GIVEN TASK =
Go through the entries below and collect each line with the string "name" in it.

########################################

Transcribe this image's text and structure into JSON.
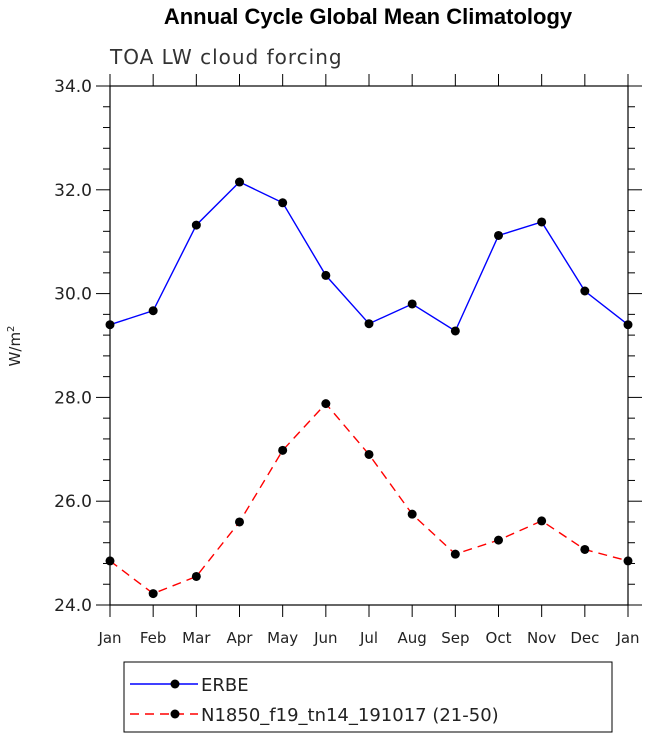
{
  "chart_data": {
    "type": "line",
    "title": "Annual Cycle Global Mean Climatology",
    "subtitle": "TOA LW cloud forcing",
    "ylabel_main": "W/m",
    "ylabel_sup": "2",
    "xlabel": "",
    "ylim": [
      24.0,
      34.0
    ],
    "yticks": [
      24.0,
      26.0,
      28.0,
      30.0,
      32.0,
      34.0
    ],
    "ytick_labels": [
      "24.0",
      "26.0",
      "28.0",
      "30.0",
      "32.0",
      "34.0"
    ],
    "categories": [
      "Jan",
      "Feb",
      "Mar",
      "Apr",
      "May",
      "Jun",
      "Jul",
      "Aug",
      "Sep",
      "Oct",
      "Nov",
      "Dec",
      "Jan"
    ],
    "legend_position": "bottom",
    "series": [
      {
        "name": "ERBE",
        "color": "#0000ff",
        "dash": "solid",
        "values": [
          29.4,
          29.67,
          31.32,
          32.15,
          31.75,
          30.35,
          29.42,
          29.8,
          29.28,
          31.12,
          31.38,
          30.05,
          29.4
        ]
      },
      {
        "name": "N1850_f19_tn14_191017 (21-50)",
        "color": "#ff0000",
        "dash": "dashed",
        "values": [
          24.85,
          24.22,
          24.55,
          25.6,
          26.98,
          27.88,
          26.9,
          25.75,
          24.98,
          25.25,
          25.62,
          25.07,
          24.85
        ]
      }
    ]
  }
}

########################################

FINAL RESULT =
        "name": "ERBE",
        "name": "N1850_f19_tn14_191017 (21-50)",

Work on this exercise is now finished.